### DATA TO USE
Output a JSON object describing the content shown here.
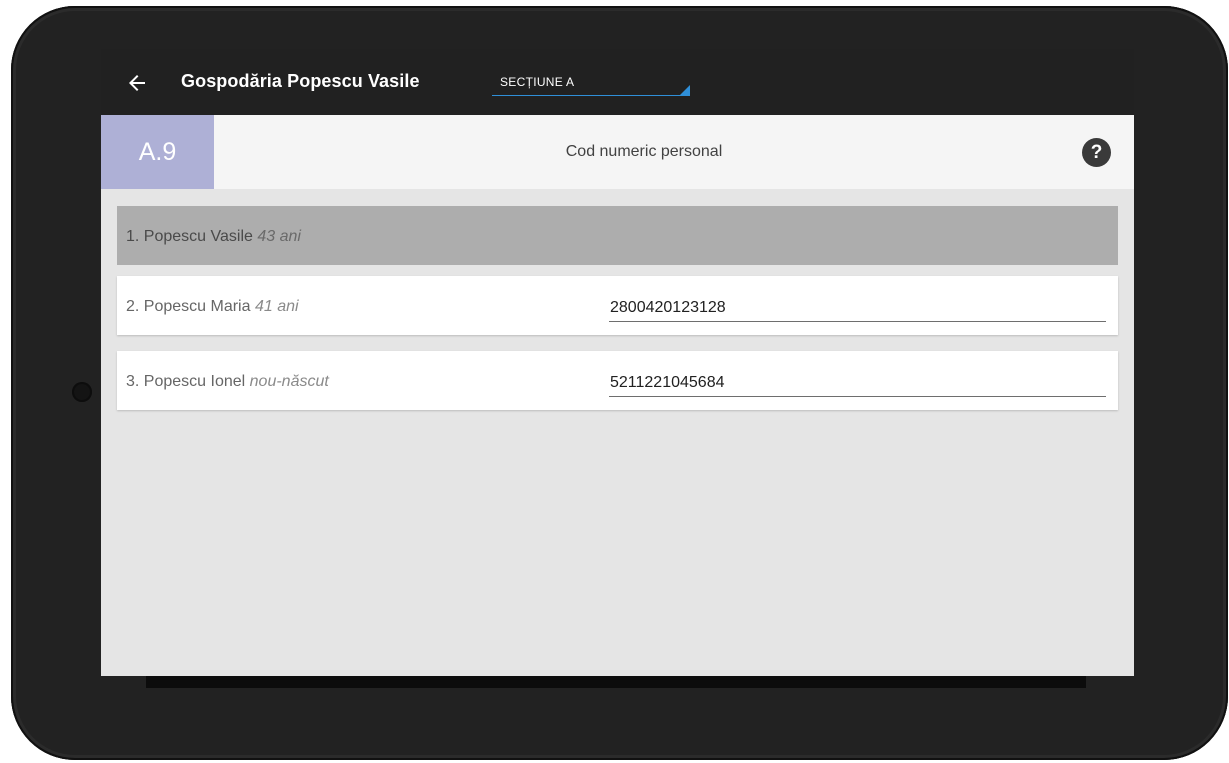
{
  "appbar": {
    "title": "Gospodăria Popescu Vasile",
    "section_select": {
      "value": "SECȚIUNE A",
      "accent": "#2f8fd8"
    },
    "back_icon": "arrow-left-icon"
  },
  "question": {
    "code": "A.9",
    "label": "Cod numeric personal",
    "code_bg": "#aeb0d6",
    "help_icon": "question-mark-icon",
    "help_glyph": "?"
  },
  "members": [
    {
      "label": "1. Popescu Vasile",
      "age": "43 ani",
      "cnp": "",
      "selected": true
    },
    {
      "label": "2. Popescu Maria",
      "age": "41 ani",
      "cnp": "2800420123128",
      "selected": false
    },
    {
      "label": "3. Popescu Ionel",
      "age": "nou-născut",
      "cnp": "5211221045684",
      "selected": false
    }
  ]
}
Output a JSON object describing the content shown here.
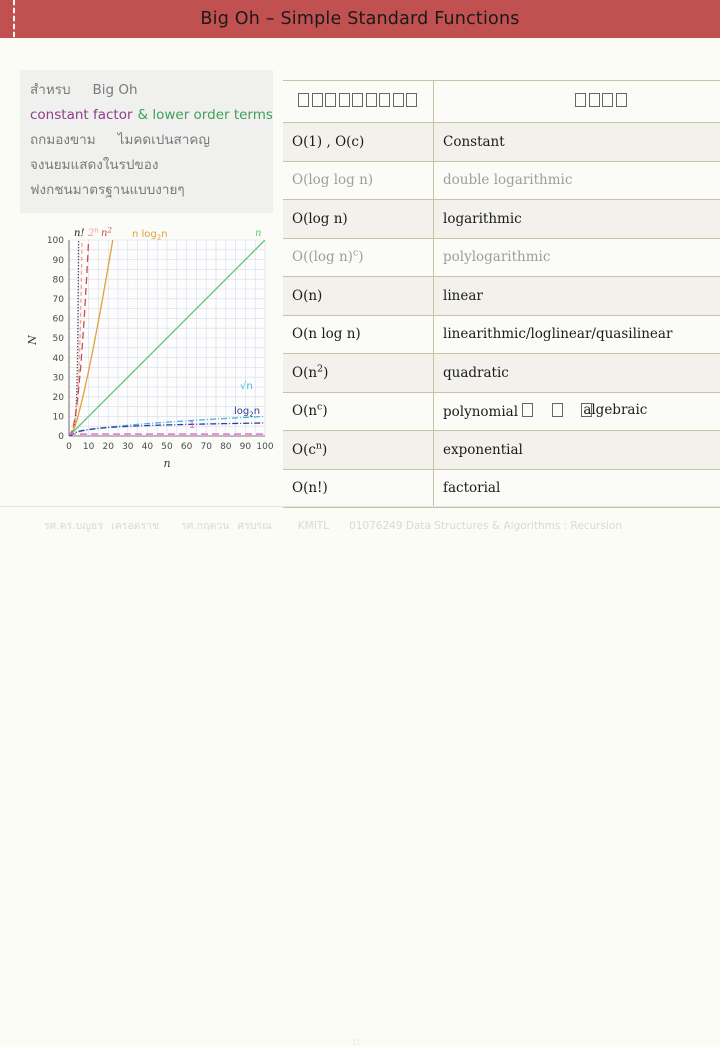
{
  "slide": {
    "title": "Big Oh – Simple Standard Functions",
    "header_color": "#c15050"
  },
  "sidebar": {
    "lines": [
      {
        "id": "l1",
        "parts": [
          {
            "text": "สำหรบ",
            "style": "thai"
          },
          {
            "text": "Big Oh",
            "style": "thai"
          }
        ]
      },
      {
        "id": "l2",
        "parts": [
          {
            "text": "constant factor",
            "style": "purple"
          },
          {
            "text": "& lower order terms",
            "style": "green"
          }
        ]
      },
      {
        "id": "l3",
        "parts": [
          {
            "text": "ถกมองขาม",
            "style": "thai"
          },
          {
            "text": "ไมคดเปนสาคญ",
            "style": "thai"
          }
        ]
      },
      {
        "id": "l4",
        "parts": [
          {
            "text": "จงนยมแสดงในรปของ",
            "style": "thai"
          }
        ]
      },
      {
        "id": "l5",
        "parts": [
          {
            "text": "ฟงกชนมาตรฐานแบบงายๆ",
            "style": "thai"
          }
        ]
      }
    ],
    "line1_a": "สำหรบ",
    "line1_b": "Big Oh",
    "line2_a": "constant factor",
    "line2_b": "& lower order terms",
    "line3_a": "ถกมองขาม",
    "line3_b": "ไมคดเปนสาคญ",
    "line4": "จงนยมแสดงในรปของ",
    "line5": "ฟงกชนมาตรฐานแบบงายๆ"
  },
  "table": {
    "header": {
      "col1_boxes": 9,
      "col2_boxes": 4
    },
    "rows": [
      {
        "notation": "O(1) , O(c)",
        "name": "Constant",
        "faded": false,
        "sup": ""
      },
      {
        "notation": "O(log log n)",
        "name": "double logarithmic",
        "faded": true,
        "sup": ""
      },
      {
        "notation": "O(log n)",
        "name": "logarithmic",
        "faded": false,
        "sup": ""
      },
      {
        "notation": "O((log n)",
        "name": "polylogarithmic",
        "faded": true,
        "sup": "c",
        "tail": ")"
      },
      {
        "notation": "O(n)",
        "name": "linear",
        "faded": false,
        "sup": ""
      },
      {
        "notation": "O(n log n)",
        "name": "linearithmic/loglinear/quasilinear",
        "faded": false,
        "sup": ""
      },
      {
        "notation": "O(n",
        "name": "quadratic",
        "faded": false,
        "sup": "2",
        "tail": ")"
      },
      {
        "notation": "O(n",
        "name": "polynomial",
        "faded": false,
        "sup": "c",
        "tail": ")",
        "name_extra": "algebraic",
        "name_boxes": 3
      },
      {
        "notation": "O(c",
        "name": "exponential",
        "faded": false,
        "sup": "n",
        "tail": ")"
      },
      {
        "notation": "O(n!)",
        "name": "factorial",
        "faded": false,
        "sup": ""
      }
    ]
  },
  "chart_data": {
    "type": "line",
    "title": "",
    "xlabel": "n",
    "ylabel": "N",
    "xlim": [
      0,
      100
    ],
    "ylim": [
      0,
      100
    ],
    "xticks": [
      0,
      10,
      20,
      30,
      40,
      50,
      60,
      70,
      80,
      90,
      100
    ],
    "yticks": [
      0,
      10,
      20,
      30,
      40,
      50,
      60,
      70,
      80,
      90,
      100
    ],
    "grid": true,
    "legend_position": "inline-curve-labels",
    "series": [
      {
        "name": "n!",
        "label": "n!",
        "color": "#1a1a1a",
        "dash": "1,2",
        "curve": "factorial"
      },
      {
        "name": "2^n",
        "label": "2",
        "sup": "n",
        "color": "#f2a29c",
        "dash": "4,3",
        "curve": "exp2"
      },
      {
        "name": "n^2",
        "label": "n",
        "sup": "2",
        "color": "#cf4b52",
        "dash": "7,4",
        "curve": "quad"
      },
      {
        "name": "n log2 n",
        "label": "n log",
        "sub": "2",
        "label2": "n",
        "color": "#e0a23a",
        "dash": "",
        "curve": "nlogn"
      },
      {
        "name": "n",
        "label": "n",
        "color": "#5cc776",
        "dash": "",
        "curve": "linear"
      },
      {
        "name": "sqrt(n)",
        "label": "√n",
        "color": "#49b6d8",
        "dash": "6,2,1,2",
        "curve": "sqrt"
      },
      {
        "name": "log2 n",
        "label": "log",
        "sub": "2",
        "label2": "n",
        "color": "#2a3f9e",
        "dash": "6,2,1,2",
        "curve": "log2"
      },
      {
        "name": "1",
        "label": "1",
        "color": "#e85fd0",
        "dash": "7,4",
        "curve": "const"
      }
    ]
  },
  "footer": {
    "author1": "รศ.ดร.บญธร",
    "author1b": "เครอตราช",
    "author2": "รศ.กฤตวน",
    "author2b": "ศรบรณ",
    "org": "KMITL",
    "course": "01076249 Data Structures & Algorithms : Recursion",
    "page": "11"
  }
}
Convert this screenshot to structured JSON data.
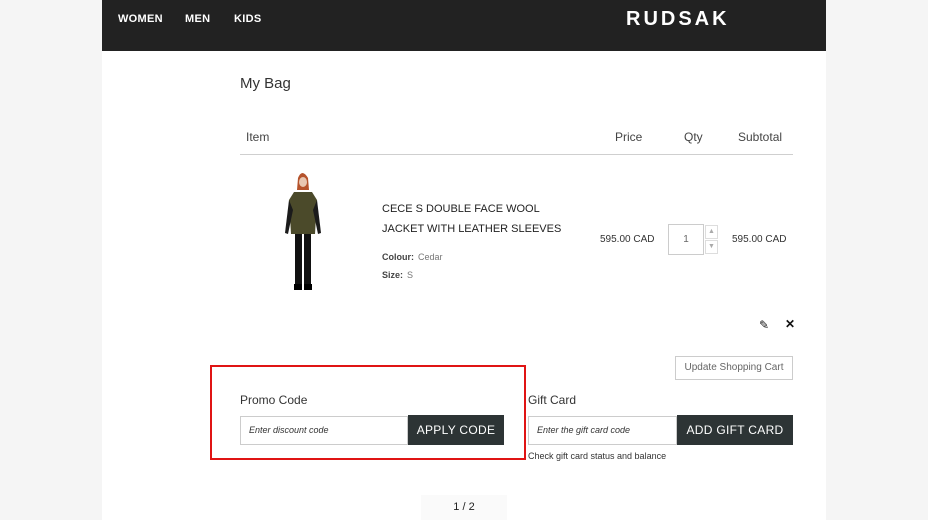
{
  "nav": {
    "women": "WOMEN",
    "men": "MEN",
    "kids": "KIDS",
    "logo": "RUDSAK"
  },
  "cart": {
    "title": "My Bag",
    "headers": {
      "item": "Item",
      "price": "Price",
      "qty": "Qty",
      "subtotal": "Subtotal"
    },
    "item": {
      "name": "CECE S DOUBLE FACE WOOL JACKET WITH LEATHER SLEEVES",
      "colour_label": "Colour:",
      "colour_value": "Cedar",
      "size_label": "Size:",
      "size_value": "S",
      "price": "595.00 CAD",
      "qty": "1",
      "subtotal": "595.00 CAD"
    },
    "update_button": "Update Shopping Cart"
  },
  "promo": {
    "label": "Promo Code",
    "placeholder": "Enter discount code",
    "button": "APPLY CODE"
  },
  "gift": {
    "label": "Gift Card",
    "placeholder": "Enter the gift card code",
    "button": "ADD GIFT CARD",
    "link": "Check gift card status and balance"
  },
  "pager": {
    "text": "1 / 2"
  },
  "colors": {
    "header_bg": "#222222",
    "button_bg": "#2d3435",
    "highlight": "#e01414"
  },
  "icons": [
    "pencil-icon",
    "close-icon",
    "chevron-up-icon",
    "chevron-down-icon"
  ]
}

### WRITTEN PROBLEM
Select every line in the records above that contains the word "question".

### RESPONSE TO THIS EXERCISE
  "question": {
    "help_icon": "question-mark-icon",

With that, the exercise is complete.